▶ _Exercise details_
Copy each of the entries below line for line without changing anything. Leave out the pictures.

::::::::::

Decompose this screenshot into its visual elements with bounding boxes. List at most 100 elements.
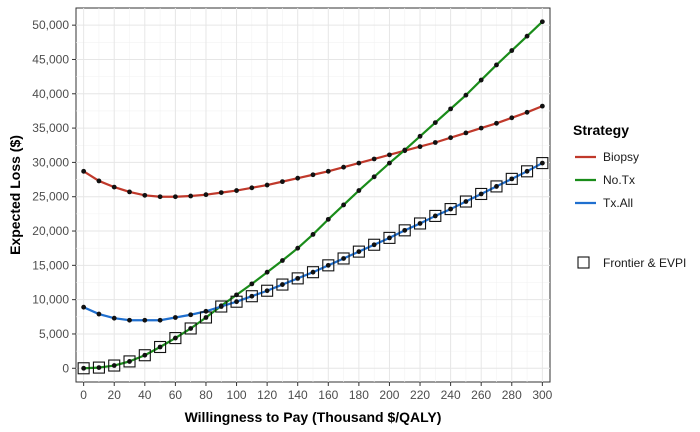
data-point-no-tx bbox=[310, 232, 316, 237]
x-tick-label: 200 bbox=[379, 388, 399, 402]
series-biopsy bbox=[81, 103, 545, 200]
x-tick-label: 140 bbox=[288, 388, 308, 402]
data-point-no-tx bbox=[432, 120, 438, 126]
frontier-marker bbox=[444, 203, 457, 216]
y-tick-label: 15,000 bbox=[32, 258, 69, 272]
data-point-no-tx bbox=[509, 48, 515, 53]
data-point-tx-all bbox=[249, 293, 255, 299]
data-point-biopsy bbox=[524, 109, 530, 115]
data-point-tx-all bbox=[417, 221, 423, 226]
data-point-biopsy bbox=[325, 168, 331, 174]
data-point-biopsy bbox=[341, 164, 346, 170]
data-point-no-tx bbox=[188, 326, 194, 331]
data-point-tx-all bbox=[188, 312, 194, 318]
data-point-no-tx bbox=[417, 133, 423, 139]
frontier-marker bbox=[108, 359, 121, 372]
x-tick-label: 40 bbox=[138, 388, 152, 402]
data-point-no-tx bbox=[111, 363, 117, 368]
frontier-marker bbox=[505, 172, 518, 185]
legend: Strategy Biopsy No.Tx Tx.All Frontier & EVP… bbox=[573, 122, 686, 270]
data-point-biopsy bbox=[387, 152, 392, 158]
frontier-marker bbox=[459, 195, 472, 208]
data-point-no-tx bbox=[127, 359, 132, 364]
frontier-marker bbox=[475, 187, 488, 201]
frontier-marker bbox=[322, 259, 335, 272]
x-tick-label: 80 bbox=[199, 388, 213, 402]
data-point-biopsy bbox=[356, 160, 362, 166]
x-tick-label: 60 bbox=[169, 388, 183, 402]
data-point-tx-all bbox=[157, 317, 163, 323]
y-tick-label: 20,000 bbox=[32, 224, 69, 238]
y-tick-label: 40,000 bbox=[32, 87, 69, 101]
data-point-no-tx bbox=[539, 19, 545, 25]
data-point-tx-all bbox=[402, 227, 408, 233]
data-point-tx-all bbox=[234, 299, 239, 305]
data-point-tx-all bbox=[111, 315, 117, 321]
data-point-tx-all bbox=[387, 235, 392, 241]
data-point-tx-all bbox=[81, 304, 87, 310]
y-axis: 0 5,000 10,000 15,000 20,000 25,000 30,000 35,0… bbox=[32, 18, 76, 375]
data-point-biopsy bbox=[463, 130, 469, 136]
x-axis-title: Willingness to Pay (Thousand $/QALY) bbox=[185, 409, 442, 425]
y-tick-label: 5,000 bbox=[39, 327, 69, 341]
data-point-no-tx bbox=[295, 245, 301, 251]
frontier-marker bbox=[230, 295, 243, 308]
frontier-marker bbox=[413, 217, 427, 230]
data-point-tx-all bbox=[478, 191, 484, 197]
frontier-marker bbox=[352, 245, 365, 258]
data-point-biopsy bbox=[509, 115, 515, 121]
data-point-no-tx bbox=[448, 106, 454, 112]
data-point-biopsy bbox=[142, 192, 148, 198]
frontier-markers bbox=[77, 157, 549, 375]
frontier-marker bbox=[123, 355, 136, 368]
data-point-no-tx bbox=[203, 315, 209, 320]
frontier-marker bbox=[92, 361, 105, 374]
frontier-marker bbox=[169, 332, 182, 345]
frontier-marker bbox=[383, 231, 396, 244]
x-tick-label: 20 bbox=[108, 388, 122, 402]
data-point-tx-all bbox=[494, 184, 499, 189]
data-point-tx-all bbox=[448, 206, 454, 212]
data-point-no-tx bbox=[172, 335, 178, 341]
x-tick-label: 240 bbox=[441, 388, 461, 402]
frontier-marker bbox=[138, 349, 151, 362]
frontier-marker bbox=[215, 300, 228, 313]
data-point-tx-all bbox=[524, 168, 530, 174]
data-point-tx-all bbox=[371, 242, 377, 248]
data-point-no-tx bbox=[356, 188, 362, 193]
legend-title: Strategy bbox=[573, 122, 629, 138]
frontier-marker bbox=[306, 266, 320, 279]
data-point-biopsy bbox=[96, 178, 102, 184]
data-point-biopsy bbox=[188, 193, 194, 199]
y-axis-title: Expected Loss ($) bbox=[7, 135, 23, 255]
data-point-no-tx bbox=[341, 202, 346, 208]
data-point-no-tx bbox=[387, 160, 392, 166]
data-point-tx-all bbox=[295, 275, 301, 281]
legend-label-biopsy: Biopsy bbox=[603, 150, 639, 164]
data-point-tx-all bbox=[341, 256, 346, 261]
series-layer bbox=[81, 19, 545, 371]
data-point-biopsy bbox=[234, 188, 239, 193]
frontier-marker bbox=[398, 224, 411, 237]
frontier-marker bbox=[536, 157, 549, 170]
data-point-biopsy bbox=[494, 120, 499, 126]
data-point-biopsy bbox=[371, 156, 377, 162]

::::::::::

▶ _Worked answer_
Decompose this screenshot into its visual elements with bounding boxes. List at most 100 elements.
data-point-no-tx bbox=[310, 232, 316, 237]
x-tick-label: 200 bbox=[379, 388, 399, 402]
series-biopsy bbox=[81, 103, 545, 200]
x-tick-label: 140 bbox=[288, 388, 308, 402]
data-point-no-tx bbox=[432, 120, 438, 126]
frontier-marker bbox=[444, 203, 457, 216]
y-tick-label: 15,000 bbox=[32, 258, 69, 272]
data-point-no-tx bbox=[509, 48, 515, 53]
data-point-tx-all bbox=[249, 293, 255, 299]
data-point-biopsy bbox=[524, 109, 530, 115]
data-point-tx-all bbox=[417, 221, 423, 226]
data-point-biopsy bbox=[325, 168, 331, 174]
data-point-biopsy bbox=[341, 164, 346, 170]
data-point-no-tx bbox=[188, 326, 194, 331]
data-point-tx-all bbox=[188, 312, 194, 318]
data-point-no-tx bbox=[417, 133, 423, 139]
frontier-marker bbox=[108, 359, 121, 372]
x-tick-label: 40 bbox=[138, 388, 152, 402]
data-point-no-tx bbox=[111, 363, 117, 368]
frontier-marker bbox=[505, 172, 518, 185]
legend: Strategy Biopsy No.Tx Tx.All Frontier & EVP… bbox=[573, 122, 686, 270]
data-point-biopsy bbox=[387, 152, 392, 158]
frontier-marker bbox=[459, 195, 472, 208]
data-point-no-tx bbox=[127, 359, 132, 364]
frontier-marker bbox=[475, 187, 488, 201]
frontier-marker bbox=[322, 259, 335, 272]
x-tick-label: 80 bbox=[199, 388, 213, 402]
data-point-biopsy bbox=[356, 160, 362, 166]
x-tick-label: 60 bbox=[169, 388, 183, 402]
data-point-tx-all bbox=[157, 317, 163, 323]
y-tick-label: 20,000 bbox=[32, 224, 69, 238]
y-tick-label: 40,000 bbox=[32, 87, 69, 101]
data-point-no-tx bbox=[539, 19, 545, 25]
data-point-tx-all bbox=[402, 227, 408, 233]
data-point-tx-all bbox=[234, 299, 239, 305]
data-point-tx-all bbox=[111, 315, 117, 321]
data-point-tx-all bbox=[387, 235, 392, 241]
data-point-tx-all bbox=[81, 304, 87, 310]
y-axis: 0 5,000 10,000 15,000 20,000 25,000 30,000 35,0… bbox=[32, 18, 76, 375]
data-point-biopsy bbox=[463, 130, 469, 136]
x-axis-title: Willingness to Pay (Thousand $/QALY) bbox=[185, 409, 442, 425]
y-tick-label: 5,000 bbox=[39, 327, 69, 341]
data-point-no-tx bbox=[295, 245, 301, 251]
frontier-marker bbox=[230, 295, 243, 308]
frontier-marker bbox=[413, 217, 427, 230]
data-point-tx-all bbox=[478, 191, 484, 197]
frontier-marker bbox=[352, 245, 365, 258]
data-point-biopsy bbox=[509, 115, 515, 121]
data-point-no-tx bbox=[448, 106, 454, 112]
data-point-biopsy bbox=[142, 192, 148, 198]
frontier-markers bbox=[77, 157, 549, 375]
frontier-marker bbox=[123, 355, 136, 368]
data-point-no-tx bbox=[203, 315, 209, 320]
frontier-marker bbox=[92, 361, 105, 374]
frontier-marker bbox=[169, 332, 182, 345]
frontier-marker bbox=[383, 231, 396, 244]
x-tick-label: 20 bbox=[108, 388, 122, 402]
data-point-tx-all bbox=[494, 184, 499, 189]
data-point-tx-all bbox=[448, 206, 454, 212]
data-point-no-tx bbox=[172, 335, 178, 341]
x-tick-label: 240 bbox=[441, 388, 461, 402]
frontier-marker bbox=[138, 349, 151, 362]
frontier-marker bbox=[215, 300, 228, 313]
data-point-tx-all bbox=[524, 168, 530, 174]
data-point-tx-all bbox=[371, 242, 377, 248]
data-point-no-tx bbox=[356, 188, 362, 193]
legend-title: Strategy bbox=[573, 122, 629, 138]
frontier-marker bbox=[306, 266, 320, 279]
data-point-biopsy bbox=[96, 178, 102, 184]
data-point-biopsy bbox=[188, 193, 194, 199]
y-axis-title: Expected Loss ($) bbox=[7, 135, 23, 255]
data-point-no-tx bbox=[341, 202, 346, 208]
data-point-no-tx bbox=[387, 160, 392, 166]
data-point-tx-all bbox=[295, 275, 301, 281]
legend-label-biopsy: Biopsy bbox=[603, 150, 639, 164]
data-point-tx-all bbox=[341, 256, 346, 261]
series-layer bbox=[81, 19, 545, 371]
data-point-biopsy bbox=[234, 188, 239, 193]
frontier-marker bbox=[398, 224, 411, 237]
frontier-marker bbox=[536, 157, 549, 170]
data-point-biopsy bbox=[494, 120, 499, 126]
data-point-biopsy bbox=[371, 156, 377, 162]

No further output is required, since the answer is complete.